• Direction:
Identify each line holding the string "states" and copy it.

__________________________________________________

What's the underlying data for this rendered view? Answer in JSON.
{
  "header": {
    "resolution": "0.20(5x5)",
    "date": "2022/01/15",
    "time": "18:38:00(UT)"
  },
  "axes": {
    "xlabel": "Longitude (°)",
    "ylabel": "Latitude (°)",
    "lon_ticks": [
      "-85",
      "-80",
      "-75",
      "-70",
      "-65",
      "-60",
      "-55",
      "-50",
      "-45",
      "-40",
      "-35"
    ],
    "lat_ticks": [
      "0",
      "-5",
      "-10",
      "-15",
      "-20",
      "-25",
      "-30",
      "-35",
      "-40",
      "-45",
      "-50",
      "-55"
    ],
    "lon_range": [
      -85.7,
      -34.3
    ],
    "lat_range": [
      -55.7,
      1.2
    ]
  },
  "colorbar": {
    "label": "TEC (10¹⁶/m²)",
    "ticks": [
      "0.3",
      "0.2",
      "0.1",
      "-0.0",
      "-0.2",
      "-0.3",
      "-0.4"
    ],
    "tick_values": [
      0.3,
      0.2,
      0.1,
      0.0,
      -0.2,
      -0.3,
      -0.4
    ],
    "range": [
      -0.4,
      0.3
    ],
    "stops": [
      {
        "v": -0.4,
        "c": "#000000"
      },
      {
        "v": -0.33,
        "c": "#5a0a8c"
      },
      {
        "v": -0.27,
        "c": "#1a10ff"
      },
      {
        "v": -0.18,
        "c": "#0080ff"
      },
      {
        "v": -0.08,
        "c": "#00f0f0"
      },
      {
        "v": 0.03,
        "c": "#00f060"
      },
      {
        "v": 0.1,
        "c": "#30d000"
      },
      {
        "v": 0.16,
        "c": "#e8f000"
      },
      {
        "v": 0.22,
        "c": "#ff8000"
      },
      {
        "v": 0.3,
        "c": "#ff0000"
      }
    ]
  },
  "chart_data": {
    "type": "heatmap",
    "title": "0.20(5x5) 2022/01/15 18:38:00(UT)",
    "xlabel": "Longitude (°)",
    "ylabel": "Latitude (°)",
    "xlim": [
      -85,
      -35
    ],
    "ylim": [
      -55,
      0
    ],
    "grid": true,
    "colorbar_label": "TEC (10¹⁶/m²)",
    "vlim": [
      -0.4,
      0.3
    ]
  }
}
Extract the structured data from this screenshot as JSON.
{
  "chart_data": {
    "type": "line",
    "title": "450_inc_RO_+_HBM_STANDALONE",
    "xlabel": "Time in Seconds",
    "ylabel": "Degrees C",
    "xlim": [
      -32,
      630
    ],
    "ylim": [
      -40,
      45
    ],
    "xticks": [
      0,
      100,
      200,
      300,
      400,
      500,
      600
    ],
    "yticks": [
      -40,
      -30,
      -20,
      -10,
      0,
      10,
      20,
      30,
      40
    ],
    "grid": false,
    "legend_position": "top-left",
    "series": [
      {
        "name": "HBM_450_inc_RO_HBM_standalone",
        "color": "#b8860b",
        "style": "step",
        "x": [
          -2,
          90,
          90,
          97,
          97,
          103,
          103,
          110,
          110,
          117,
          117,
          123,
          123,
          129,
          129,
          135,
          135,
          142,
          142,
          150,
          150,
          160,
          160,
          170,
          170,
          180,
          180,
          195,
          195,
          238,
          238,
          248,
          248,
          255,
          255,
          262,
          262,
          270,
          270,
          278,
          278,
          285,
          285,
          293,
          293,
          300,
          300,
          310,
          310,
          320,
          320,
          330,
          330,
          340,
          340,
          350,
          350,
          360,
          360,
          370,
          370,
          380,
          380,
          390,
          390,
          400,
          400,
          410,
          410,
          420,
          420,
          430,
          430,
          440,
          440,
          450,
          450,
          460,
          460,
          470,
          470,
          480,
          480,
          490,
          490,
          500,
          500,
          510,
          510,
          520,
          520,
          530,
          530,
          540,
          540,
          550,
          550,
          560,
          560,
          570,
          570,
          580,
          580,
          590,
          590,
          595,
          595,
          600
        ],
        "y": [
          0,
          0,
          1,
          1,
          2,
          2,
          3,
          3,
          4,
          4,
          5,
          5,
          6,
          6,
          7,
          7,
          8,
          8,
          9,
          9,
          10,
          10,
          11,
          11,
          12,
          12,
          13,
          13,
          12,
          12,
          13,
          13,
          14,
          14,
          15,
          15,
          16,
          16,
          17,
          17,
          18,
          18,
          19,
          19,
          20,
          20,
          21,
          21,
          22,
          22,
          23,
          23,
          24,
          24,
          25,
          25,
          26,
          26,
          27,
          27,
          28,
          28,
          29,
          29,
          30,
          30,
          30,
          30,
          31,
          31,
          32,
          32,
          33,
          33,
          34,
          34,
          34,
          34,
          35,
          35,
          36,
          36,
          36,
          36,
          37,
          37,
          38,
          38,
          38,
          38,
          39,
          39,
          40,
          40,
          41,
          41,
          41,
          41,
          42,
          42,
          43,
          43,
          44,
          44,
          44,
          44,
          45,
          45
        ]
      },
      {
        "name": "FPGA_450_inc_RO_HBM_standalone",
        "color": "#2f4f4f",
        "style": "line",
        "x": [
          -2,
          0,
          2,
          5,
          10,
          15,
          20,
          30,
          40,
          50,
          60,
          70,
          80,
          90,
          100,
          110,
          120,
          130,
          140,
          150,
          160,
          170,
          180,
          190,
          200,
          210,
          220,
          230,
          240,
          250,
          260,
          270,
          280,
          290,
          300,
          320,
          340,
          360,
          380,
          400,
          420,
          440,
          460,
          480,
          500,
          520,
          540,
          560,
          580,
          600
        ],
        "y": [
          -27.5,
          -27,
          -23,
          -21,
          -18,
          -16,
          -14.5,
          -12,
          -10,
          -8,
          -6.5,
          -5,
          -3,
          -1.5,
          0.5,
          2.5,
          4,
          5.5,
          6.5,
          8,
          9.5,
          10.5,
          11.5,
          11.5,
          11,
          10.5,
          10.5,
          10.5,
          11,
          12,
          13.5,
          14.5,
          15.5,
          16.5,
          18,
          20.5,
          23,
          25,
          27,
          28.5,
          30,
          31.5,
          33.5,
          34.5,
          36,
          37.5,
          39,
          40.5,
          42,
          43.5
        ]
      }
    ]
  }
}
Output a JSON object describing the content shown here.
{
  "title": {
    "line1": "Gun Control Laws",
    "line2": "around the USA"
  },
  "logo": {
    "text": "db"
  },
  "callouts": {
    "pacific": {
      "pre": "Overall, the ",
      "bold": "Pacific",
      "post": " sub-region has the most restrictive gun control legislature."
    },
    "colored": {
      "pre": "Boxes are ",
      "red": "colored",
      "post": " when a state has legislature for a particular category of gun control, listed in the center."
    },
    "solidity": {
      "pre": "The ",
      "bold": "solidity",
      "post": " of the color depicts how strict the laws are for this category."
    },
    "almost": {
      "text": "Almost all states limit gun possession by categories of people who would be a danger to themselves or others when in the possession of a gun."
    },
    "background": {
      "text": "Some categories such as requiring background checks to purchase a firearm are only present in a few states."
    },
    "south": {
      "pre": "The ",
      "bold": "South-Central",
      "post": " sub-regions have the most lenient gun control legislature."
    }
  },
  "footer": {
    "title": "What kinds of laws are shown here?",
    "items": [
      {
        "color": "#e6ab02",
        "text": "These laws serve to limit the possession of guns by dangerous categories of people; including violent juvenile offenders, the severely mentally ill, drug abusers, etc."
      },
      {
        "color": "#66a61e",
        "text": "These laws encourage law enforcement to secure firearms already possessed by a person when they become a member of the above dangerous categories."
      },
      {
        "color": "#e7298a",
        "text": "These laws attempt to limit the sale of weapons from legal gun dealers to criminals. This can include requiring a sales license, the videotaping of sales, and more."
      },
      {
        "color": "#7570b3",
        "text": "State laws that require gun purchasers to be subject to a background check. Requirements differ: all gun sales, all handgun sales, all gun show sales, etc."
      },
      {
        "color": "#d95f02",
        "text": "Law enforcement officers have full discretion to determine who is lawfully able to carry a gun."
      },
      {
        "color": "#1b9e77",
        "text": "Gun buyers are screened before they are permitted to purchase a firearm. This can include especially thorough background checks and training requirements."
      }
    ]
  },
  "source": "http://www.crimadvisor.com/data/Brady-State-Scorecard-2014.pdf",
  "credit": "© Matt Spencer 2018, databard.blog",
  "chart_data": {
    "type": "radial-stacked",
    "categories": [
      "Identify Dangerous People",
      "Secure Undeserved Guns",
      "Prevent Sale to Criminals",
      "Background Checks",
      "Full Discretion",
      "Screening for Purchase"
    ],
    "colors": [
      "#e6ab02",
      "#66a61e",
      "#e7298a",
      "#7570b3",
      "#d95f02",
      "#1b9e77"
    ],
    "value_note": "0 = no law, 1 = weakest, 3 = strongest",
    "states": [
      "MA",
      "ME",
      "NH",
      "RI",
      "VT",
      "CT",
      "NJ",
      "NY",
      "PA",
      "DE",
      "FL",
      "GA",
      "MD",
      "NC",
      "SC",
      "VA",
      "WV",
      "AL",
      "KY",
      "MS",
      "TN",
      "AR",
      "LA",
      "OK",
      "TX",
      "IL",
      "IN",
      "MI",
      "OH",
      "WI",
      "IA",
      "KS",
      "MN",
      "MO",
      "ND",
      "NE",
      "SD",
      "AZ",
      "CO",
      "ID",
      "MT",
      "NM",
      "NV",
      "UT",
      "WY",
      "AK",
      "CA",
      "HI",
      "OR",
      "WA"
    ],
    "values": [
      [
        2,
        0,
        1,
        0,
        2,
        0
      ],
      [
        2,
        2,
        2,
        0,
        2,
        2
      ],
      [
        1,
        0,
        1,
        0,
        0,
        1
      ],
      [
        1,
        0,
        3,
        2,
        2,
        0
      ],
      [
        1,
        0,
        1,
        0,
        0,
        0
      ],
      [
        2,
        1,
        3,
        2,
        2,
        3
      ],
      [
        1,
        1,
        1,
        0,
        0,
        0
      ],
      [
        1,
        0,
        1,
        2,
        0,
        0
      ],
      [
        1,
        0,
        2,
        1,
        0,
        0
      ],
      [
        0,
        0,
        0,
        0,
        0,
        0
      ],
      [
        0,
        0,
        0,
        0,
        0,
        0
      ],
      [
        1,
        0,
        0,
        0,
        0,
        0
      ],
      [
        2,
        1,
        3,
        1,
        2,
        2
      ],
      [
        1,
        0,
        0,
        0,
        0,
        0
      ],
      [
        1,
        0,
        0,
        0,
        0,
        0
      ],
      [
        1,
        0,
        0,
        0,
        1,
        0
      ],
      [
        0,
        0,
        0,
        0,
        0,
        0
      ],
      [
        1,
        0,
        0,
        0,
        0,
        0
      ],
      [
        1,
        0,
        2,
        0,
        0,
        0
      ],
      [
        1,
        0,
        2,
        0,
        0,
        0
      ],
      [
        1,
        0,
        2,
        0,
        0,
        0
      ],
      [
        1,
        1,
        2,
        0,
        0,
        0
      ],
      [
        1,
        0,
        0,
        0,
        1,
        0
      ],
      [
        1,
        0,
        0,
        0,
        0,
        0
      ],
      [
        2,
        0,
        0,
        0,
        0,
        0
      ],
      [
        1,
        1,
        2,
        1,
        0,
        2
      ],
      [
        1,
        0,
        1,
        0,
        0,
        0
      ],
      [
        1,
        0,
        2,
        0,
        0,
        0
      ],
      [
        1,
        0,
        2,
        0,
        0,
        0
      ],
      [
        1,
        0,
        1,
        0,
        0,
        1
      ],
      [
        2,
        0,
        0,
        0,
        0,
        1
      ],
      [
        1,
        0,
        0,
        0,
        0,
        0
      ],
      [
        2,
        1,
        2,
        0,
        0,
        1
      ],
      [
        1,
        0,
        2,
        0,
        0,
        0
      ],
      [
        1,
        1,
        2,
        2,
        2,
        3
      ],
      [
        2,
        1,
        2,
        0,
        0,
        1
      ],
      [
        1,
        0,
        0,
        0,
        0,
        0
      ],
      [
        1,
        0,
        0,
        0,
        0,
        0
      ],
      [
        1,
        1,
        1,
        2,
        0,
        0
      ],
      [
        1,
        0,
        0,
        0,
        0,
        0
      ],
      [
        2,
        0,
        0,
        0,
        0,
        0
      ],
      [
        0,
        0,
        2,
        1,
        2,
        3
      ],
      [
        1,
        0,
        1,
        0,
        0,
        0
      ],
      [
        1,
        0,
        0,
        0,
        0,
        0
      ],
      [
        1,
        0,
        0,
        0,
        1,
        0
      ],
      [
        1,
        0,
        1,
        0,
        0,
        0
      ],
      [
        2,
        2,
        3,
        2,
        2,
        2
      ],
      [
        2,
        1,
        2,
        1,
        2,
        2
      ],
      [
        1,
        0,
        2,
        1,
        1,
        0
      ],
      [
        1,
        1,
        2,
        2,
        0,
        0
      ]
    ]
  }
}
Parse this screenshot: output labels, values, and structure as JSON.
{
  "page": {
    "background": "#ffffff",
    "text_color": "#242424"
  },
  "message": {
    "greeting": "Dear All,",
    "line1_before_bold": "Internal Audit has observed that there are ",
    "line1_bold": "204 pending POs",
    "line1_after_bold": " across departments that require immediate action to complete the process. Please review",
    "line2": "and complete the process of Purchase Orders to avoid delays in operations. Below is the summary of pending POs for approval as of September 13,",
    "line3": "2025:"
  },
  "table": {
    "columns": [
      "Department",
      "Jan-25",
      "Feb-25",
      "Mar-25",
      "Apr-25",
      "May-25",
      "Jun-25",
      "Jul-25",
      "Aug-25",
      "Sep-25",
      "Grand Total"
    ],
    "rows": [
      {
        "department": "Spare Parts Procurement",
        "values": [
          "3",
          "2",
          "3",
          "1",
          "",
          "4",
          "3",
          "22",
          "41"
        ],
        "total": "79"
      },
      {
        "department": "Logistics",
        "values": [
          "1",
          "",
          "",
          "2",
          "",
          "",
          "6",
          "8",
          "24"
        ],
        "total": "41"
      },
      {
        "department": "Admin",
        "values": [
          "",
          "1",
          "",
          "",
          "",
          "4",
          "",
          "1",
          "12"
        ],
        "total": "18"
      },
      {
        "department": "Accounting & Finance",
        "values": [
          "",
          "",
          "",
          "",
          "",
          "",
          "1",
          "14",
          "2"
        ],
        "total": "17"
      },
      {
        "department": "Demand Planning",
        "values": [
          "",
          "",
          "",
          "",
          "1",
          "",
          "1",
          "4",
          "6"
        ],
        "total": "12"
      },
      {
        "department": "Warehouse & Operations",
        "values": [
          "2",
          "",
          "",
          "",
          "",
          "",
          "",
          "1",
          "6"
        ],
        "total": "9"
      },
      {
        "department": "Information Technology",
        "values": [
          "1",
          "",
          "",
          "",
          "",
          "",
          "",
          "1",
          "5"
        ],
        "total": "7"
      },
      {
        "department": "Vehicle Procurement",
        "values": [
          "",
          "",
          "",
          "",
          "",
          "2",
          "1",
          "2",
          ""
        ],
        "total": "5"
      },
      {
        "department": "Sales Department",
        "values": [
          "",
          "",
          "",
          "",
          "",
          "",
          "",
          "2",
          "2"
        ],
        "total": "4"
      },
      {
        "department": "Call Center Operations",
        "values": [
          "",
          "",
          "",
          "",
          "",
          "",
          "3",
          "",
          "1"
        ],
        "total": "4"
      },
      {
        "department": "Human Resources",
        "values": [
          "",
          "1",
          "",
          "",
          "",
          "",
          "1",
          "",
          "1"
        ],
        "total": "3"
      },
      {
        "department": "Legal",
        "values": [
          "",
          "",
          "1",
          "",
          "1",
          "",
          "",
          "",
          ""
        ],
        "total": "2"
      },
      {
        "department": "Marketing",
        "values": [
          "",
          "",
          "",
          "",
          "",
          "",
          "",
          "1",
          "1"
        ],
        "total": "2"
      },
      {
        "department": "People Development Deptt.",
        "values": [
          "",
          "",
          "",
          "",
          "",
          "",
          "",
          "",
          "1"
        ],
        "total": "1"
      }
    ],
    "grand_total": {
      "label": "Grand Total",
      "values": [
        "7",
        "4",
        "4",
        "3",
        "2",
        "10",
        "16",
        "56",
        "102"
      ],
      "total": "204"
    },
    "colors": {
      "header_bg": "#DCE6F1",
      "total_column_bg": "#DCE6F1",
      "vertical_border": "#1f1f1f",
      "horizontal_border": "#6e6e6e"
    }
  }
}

__________________________________________________

• Answer to this problem:
      "text": "Almost all states limit gun possession by categories of people who would be a danger to themselves or others when in the possession of a gun."
      "text": "Some categories such as requiring background checks to purchase a firearm are only present in a few states."
    "states": [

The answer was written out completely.